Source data

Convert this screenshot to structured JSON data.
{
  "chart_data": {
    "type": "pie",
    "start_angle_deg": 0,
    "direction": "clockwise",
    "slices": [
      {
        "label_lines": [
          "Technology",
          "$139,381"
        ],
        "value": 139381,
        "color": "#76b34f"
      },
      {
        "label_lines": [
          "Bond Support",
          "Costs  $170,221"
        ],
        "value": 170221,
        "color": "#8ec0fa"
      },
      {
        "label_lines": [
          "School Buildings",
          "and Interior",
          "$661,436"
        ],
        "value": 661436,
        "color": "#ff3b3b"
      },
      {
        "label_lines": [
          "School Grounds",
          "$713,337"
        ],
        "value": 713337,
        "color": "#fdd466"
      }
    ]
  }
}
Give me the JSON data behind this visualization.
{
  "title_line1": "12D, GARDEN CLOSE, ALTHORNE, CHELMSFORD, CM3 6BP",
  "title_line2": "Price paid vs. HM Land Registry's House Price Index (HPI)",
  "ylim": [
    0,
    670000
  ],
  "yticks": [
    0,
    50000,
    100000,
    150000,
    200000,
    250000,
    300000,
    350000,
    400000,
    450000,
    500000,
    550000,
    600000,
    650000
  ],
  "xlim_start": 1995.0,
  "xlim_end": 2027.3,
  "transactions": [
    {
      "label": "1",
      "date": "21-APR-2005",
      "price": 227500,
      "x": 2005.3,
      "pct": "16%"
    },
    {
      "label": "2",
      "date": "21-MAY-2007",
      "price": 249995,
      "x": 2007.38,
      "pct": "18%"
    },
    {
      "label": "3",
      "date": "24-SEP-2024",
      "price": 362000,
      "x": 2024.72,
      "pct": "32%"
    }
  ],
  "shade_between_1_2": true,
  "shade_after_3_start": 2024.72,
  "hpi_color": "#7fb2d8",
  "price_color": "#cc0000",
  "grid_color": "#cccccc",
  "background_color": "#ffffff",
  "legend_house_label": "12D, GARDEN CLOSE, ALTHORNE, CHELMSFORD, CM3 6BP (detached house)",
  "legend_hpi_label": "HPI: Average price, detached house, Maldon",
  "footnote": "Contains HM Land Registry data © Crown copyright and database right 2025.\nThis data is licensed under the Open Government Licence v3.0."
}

:: WORK TO BE COMPLETED ::
Every line above should be retyped exactly as given.

:: FINAL RESULT ::
Convert this screenshot to structured JSON data.
{
  "chart_data": {
    "type": "pie",
    "start_angle_deg": 0,
    "direction": "clockwise",
    "slices": [
      {
        "label_lines": [
          "Technology",
          "$139,381"
        ],
        "value": 139381,
        "color": "#76b34f"
      },
      {
        "label_lines": [
          "Bond Support",
          "Costs  $170,221"
        ],
        "value": 170221,
        "color": "#8ec0fa"
      },
      {
        "label_lines": [
          "School Buildings",
          "and Interior",
          "$661,436"
        ],
        "value": 661436,
        "color": "#ff3b3b"
      },
      {
        "label_lines": [
          "School Grounds",
          "$713,337"
        ],
        "value": 713337,
        "color": "#fdd466"
      }
    ]
  }
}
Give me the JSON data behind this visualization.
{
  "title_line1": "12D, GARDEN CLOSE, ALTHORNE, CHELMSFORD, CM3 6BP",
  "title_line2": "Price paid vs. HM Land Registry's House Price Index (HPI)",
  "ylim": [
    0,
    670000
  ],
  "yticks": [
    0,
    50000,
    100000,
    150000,
    200000,
    250000,
    300000,
    350000,
    400000,
    450000,
    500000,
    550000,
    600000,
    650000
  ],
  "xlim_start": 1995.0,
  "xlim_end": 2027.3,
  "transactions": [
    {
      "label": "1",
      "date": "21-APR-2005",
      "price": 227500,
      "x": 2005.3,
      "pct": "16%"
    },
    {
      "label": "2",
      "date": "21-MAY-2007",
      "price": 249995,
      "x": 2007.38,
      "pct": "18%"
    },
    {
      "label": "3",
      "date": "24-SEP-2024",
      "price": 362000,
      "x": 2024.72,
      "pct": "32%"
    }
  ],
  "shade_between_1_2": true,
  "shade_after_3_start": 2024.72,
  "hpi_color": "#7fb2d8",
  "price_color": "#cc0000",
  "grid_color": "#cccccc",
  "background_color": "#ffffff",
  "legend_house_label": "12D, GARDEN CLOSE, ALTHORNE, CHELMSFORD, CM3 6BP (detached house)",
  "legend_hpi_label": "HPI: Average price, detached house, Maldon",
  "footnote": "Contains HM Land Registry data © Crown copyright and database right 2025.\nThis data is licensed under the Open Government Licence v3.0."
}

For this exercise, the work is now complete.